WHAT THIS TASK INVOLVES:
Restate, word for word, all of the material shown below.
* BEGIN RECORD SET *
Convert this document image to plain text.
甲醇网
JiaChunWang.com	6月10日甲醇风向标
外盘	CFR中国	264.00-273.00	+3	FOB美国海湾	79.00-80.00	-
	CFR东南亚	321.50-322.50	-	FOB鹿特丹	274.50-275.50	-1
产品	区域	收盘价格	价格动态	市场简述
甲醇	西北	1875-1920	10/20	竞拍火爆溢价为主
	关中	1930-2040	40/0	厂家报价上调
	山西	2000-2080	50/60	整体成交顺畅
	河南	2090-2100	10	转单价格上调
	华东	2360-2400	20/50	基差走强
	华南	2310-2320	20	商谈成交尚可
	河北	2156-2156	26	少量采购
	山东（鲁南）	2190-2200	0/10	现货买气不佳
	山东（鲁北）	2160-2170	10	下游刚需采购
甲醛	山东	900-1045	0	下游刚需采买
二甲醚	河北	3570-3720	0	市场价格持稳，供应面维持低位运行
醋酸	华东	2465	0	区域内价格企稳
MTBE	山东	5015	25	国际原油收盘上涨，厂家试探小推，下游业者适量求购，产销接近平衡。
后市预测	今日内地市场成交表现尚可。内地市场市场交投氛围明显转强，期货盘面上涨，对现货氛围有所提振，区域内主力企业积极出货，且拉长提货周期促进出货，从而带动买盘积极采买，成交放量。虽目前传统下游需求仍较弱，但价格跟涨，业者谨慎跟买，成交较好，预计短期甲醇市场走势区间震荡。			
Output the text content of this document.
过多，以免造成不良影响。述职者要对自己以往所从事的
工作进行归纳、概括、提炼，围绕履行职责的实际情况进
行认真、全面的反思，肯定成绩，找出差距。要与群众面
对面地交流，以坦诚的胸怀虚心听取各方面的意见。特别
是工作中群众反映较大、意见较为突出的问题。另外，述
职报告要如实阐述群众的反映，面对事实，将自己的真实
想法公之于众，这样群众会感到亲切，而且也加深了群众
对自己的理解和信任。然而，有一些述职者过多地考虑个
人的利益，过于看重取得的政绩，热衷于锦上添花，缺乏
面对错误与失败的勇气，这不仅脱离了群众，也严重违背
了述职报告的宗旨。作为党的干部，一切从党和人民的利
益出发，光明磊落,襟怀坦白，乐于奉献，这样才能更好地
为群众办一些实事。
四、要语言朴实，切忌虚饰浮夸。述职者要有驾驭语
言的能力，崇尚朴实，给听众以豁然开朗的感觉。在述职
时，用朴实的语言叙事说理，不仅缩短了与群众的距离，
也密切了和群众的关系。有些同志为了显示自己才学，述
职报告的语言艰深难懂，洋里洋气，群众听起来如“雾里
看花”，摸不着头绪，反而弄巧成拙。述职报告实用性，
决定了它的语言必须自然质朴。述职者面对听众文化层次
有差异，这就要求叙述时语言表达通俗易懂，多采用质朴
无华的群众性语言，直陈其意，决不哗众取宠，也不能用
* END RECORD SET *
ANSWER BELOW:
Convert this document image to plain text.
甲醇网
JiaChunWang.com	6月10日甲醇风向标
外盘	CFR中国	264.00-273.00	+3	FOB美国海湾	79.00-80.00	-
	CFR东南亚	321.50-322.50	-	FOB鹿特丹	274.50-275.50	-1
产品	区域	收盘价格	价格动态	市场简述
甲醇	西北	1875-1920	10/20	竞拍火爆溢价为主
	关中	1930-2040	40/0	厂家报价上调
	山西	2000-2080	50/60	整体成交顺畅
	河南	2090-2100	10	转单价格上调
	华东	2360-2400	20/50	基差走强
	华南	2310-2320	20	商谈成交尚可
	河北	2156-2156	26	少量采购
	山东（鲁南）	2190-2200	0/10	现货买气不佳
	山东（鲁北）	2160-2170	10	下游刚需采购
甲醛	山东	900-1045	0	下游刚需采买
二甲醚	河北	3570-3720	0	市场价格持稳，供应面维持低位运行
醋酸	华东	2465	0	区域内价格企稳
MTBE	山东	5015	25	国际原油收盘上涨，厂家试探小推，下游业者适量求购，产销接近平衡。
后市预测	今日内地市场成交表现尚可。内地市场市场交投氛围明显转强，期货盘面上涨，对现货氛围有所提振，区域内主力企业积极出货，且拉长提货周期促进出货，从而带动买盘积极采买，成交放量。虽目前传统下游需求仍较弱，但价格跟涨，业者谨慎跟买，成交较好，预计短期甲醇市场走势区间震荡。			
Output the text content of this document.
过多，以免造成不良影响。述职者要对自己以往所从事的
工作进行归纳、概括、提炼，围绕履行职责的实际情况进
行认真、全面的反思，肯定成绩，找出差距。要与群众面
对面地交流，以坦诚的胸怀虚心听取各方面的意见。特别
是工作中群众反映较大、意见较为突出的问题。另外，述
职报告要如实阐述群众的反映，面对事实，将自己的真实
想法公之于众，这样群众会感到亲切，而且也加深了群众
对自己的理解和信任。然而，有一些述职者过多地考虑个
人的利益，过于看重取得的政绩，热衷于锦上添花，缺乏
面对错误与失败的勇气，这不仅脱离了群众，也严重违背
了述职报告的宗旨。作为党的干部，一切从党和人民的利
益出发，光明磊落,襟怀坦白，乐于奉献，这样才能更好地
为群众办一些实事。
四、要语言朴实，切忌虚饰浮夸。述职者要有驾驭语
言的能力，崇尚朴实，给听众以豁然开朗的感觉。在述职
时，用朴实的语言叙事说理，不仅缩短了与群众的距离，
也密切了和群众的关系。有些同志为了显示自己才学，述
职报告的语言艰深难懂，洋里洋气，群众听起来如“雾里
看花”，摸不着头绪，反而弄巧成拙。述职报告实用性，
决定了它的语言必须自然质朴。述职者面对听众文化层次
有差异，这就要求叙述时语言表达通俗易懂，多采用质朴
无华的群众性语言，直陈其意，决不哗众取宠，也不能用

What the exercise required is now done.